### WHAT IS ASKED
Write out the lines of the records from the line containing "boundary-line-lda-0 — [383, 49, 420, 484]" through the line containing "centroid-point-1 — [544, 239, 570, 264]", including both of those lines, with each line reproduced character for character.

--

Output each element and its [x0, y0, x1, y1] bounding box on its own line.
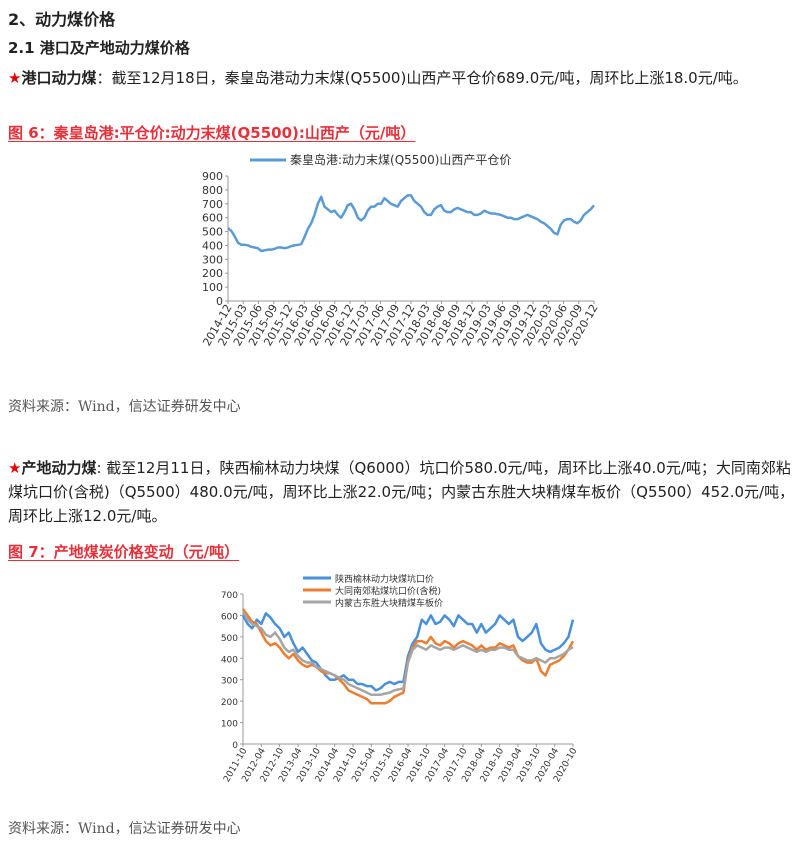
y-tick-label: 500: [202, 226, 223, 239]
figure-6-title: 图 6：秦皇岛港:平仓价:动力末煤(Q5500):山西产（元/吨）: [8, 124, 416, 142]
star-icon: ★: [8, 459, 22, 477]
section-heading: 2、动力煤价格: [8, 10, 116, 29]
legend-label: 内蒙古东胜大块精煤车板价: [335, 597, 443, 609]
y-tick-label: 100: [221, 720, 238, 730]
y-tick-label: 600: [221, 612, 238, 622]
y-tick-label: 700: [202, 198, 223, 211]
chart-qinhuangdao-price: 01002003004005006007008009002014-122015-…: [200, 152, 600, 348]
y-tick-label: 900: [202, 170, 223, 183]
legend-label: 大同南郊粘煤坑口价(含税): [335, 585, 441, 597]
y-tick-label: 0: [216, 295, 223, 308]
y-tick-label: 800: [202, 184, 223, 197]
origin-coal-lead: 产地动力煤: [21, 459, 97, 477]
y-tick-label: 200: [221, 698, 238, 708]
figure-6-source: 资料来源：Wind，信达证券研发中心: [8, 399, 241, 415]
subsection-heading: 2.1 港口及产地动力煤价格: [8, 39, 190, 57]
y-tick-label: 100: [202, 281, 223, 294]
y-tick-label: 700: [221, 591, 238, 601]
y-tick-label: 300: [221, 677, 238, 687]
chart-origin-coal-prices: 01002003004005006007002011-102012-042012…: [221, 573, 580, 784]
series-line: [241, 612, 575, 692]
series-line: [241, 610, 574, 696]
figure-7-source: 资料来源：Wind，信达证券研发中心: [8, 821, 241, 837]
y-tick-label: 400: [202, 239, 223, 252]
legend-label: 陕西榆林动力块煤坑口价: [335, 573, 434, 585]
figure-7-title: 图 7：产地煤炭价格变动（元/吨）: [8, 543, 240, 561]
series-line: [227, 194, 595, 253]
y-tick-label: 500: [221, 634, 238, 644]
y-tick-label: 400: [221, 655, 238, 665]
y-tick-label: 200: [202, 267, 223, 280]
origin-coal-paragraph: ★产地动力煤: 截至12月11日，陕西榆林动力块煤（Q6000）坑口价580.0…: [8, 456, 804, 528]
star-icon: ★: [8, 69, 22, 87]
y-tick-label: 600: [202, 212, 223, 225]
port-coal-text: ：截至12月18日，秦皇岛港动力末煤(Q5500)山西产平仓价689.0元/吨，…: [96, 69, 748, 87]
origin-coal-text: : 截至12月11日，陕西榆林动力块煤（Q6000）坑口价580.0元/吨，周环…: [8, 459, 795, 525]
y-tick-label: 300: [202, 253, 223, 266]
y-tick-label: 0: [232, 741, 238, 751]
port-coal-paragraph: ★港口动力煤：截至12月18日，秦皇岛港动力末煤(Q5500)山西产平仓价689…: [8, 66, 804, 90]
legend-label: 秦皇岛港:动力末煤(Q5500)山西产平仓价: [290, 152, 511, 167]
port-coal-lead: 港口动力煤: [21, 69, 97, 87]
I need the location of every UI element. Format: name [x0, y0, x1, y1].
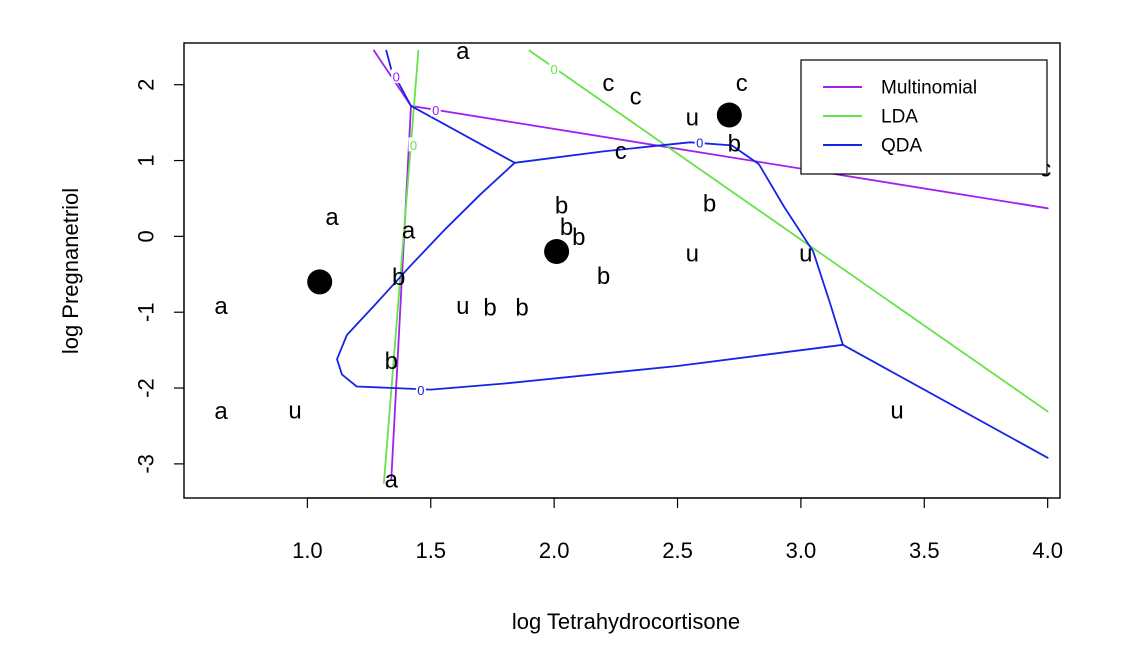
boundary-line-lda-0 — [383, 49, 420, 484]
centroids — [307, 102, 742, 295]
contour-label-bg-multinomial-1 — [430, 102, 441, 117]
point-label-b-15: b — [728, 131, 741, 158]
data-points: aaaaaabbbbbbbbbbcccccuuuuuu — [214, 38, 1051, 493]
centroid-point-1 — [544, 239, 570, 264]
boundary-line-qda-0 — [385, 49, 516, 164]
point-label-u-21: u — [686, 105, 699, 132]
x-tick-label-2: 2.0 — [539, 538, 570, 563]
point-label-a-4: a — [214, 398, 228, 425]
centroid-point-0 — [307, 269, 333, 295]
contour-label-bg-qda-1 — [415, 382, 426, 397]
point-label-c-19: c — [736, 70, 748, 97]
x-tick-label-5: 3.5 — [909, 538, 940, 563]
contour-label-bg-multinomial-0 — [391, 69, 402, 84]
boundary-line-qda-2 — [842, 343, 1049, 459]
point-label-a-1: a — [325, 204, 339, 231]
y-tick-label-1: -2 — [134, 378, 159, 398]
boundary-line-multinomial-1 — [390, 105, 412, 480]
point-label-b-12: b — [515, 294, 528, 321]
contour-label-multinomial-0: 0 — [393, 70, 400, 85]
y-tick-label-2: -1 — [134, 302, 159, 322]
y-tick-label-4: 1 — [134, 154, 159, 166]
contour-label-bg-qda-0 — [694, 135, 705, 150]
contour-label-qda-0: 0 — [696, 136, 703, 151]
point-label-b-9: b — [392, 264, 405, 291]
x-tick-label-0: 1.0 — [292, 538, 323, 563]
point-label-u-26: u — [890, 397, 903, 424]
y-axis: -3 -2 -1 0 1 2 — [134, 79, 185, 474]
point-label-u-24: u — [456, 293, 469, 320]
point-label-u-23: u — [799, 241, 812, 268]
point-label-b-13: b — [385, 348, 398, 375]
legend: Multinomial LDA QDA — [800, 59, 1048, 175]
y-tick-label-3: 0 — [134, 230, 159, 242]
point-label-a-2: a — [402, 218, 416, 245]
point-label-a-3: a — [214, 293, 228, 320]
boundary-line-lda-1 — [528, 49, 1049, 413]
contour-label-lda-1: 0 — [551, 62, 558, 77]
y-tick-label-0: -3 — [134, 454, 159, 474]
point-label-u-25: u — [288, 397, 301, 424]
point-label-b-6: b — [555, 193, 568, 220]
contour-labels: 0 0 0 0 0 0 — [391, 61, 705, 398]
point-label-b-14: b — [703, 190, 716, 217]
boundary-line-qda-1 — [513, 141, 844, 346]
x-axis: 1.0 1.5 2.0 2.5 3.0 3.5 4.0 — [292, 497, 1063, 563]
point-label-b-7: b — [560, 214, 573, 241]
legend-label-lda: LDA — [881, 107, 918, 128]
x-tick-label-1: 1.5 — [415, 538, 446, 563]
contour-label-multinomial-1: 0 — [432, 103, 439, 118]
point-label-a-0: a — [456, 38, 470, 65]
x-tick-label-4: 3.0 — [786, 538, 817, 563]
boundary-line-qda-3 — [336, 161, 844, 391]
legend-label-qda: QDA — [881, 136, 923, 157]
point-label-b-10: b — [597, 263, 610, 290]
point-label-c-16: c — [602, 70, 614, 97]
centroid-point-2 — [716, 102, 742, 128]
point-label-c-18: c — [615, 138, 627, 165]
point-label-u-22: u — [686, 241, 699, 268]
point-label-b-8: b — [572, 224, 585, 251]
point-label-a-5: a — [385, 466, 399, 493]
point-label-c-17: c — [630, 84, 642, 111]
x-axis-title: log Tetrahydrocortisone — [512, 609, 740, 634]
contour-label-bg-lda-0 — [408, 137, 419, 152]
x-tick-label-6: 4.0 — [1032, 538, 1063, 563]
contour-label-qda-1: 0 — [417, 383, 424, 398]
x-tick-label-3: 2.5 — [662, 538, 693, 563]
y-axis-title: log Pregnanetriol — [58, 188, 83, 354]
contour-label-lda-0: 0 — [410, 138, 417, 153]
contour-label-bg-lda-1 — [549, 61, 560, 76]
y-tick-label-5: 2 — [134, 79, 159, 91]
point-label-b-11: b — [483, 294, 496, 321]
legend-label-multinomial: Multinomial — [881, 78, 977, 99]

--

### COMPLETED EXERCISE
boundary-line-lda-0 — [383, 49, 420, 484]
centroids — [307, 102, 742, 295]
contour-label-bg-multinomial-1 — [430, 102, 441, 117]
point-label-b-15: b — [728, 131, 741, 158]
data-points: aaaaaabbbbbbbbbbcccccuuuuuu — [214, 38, 1051, 493]
centroid-point-1 — [544, 239, 570, 264]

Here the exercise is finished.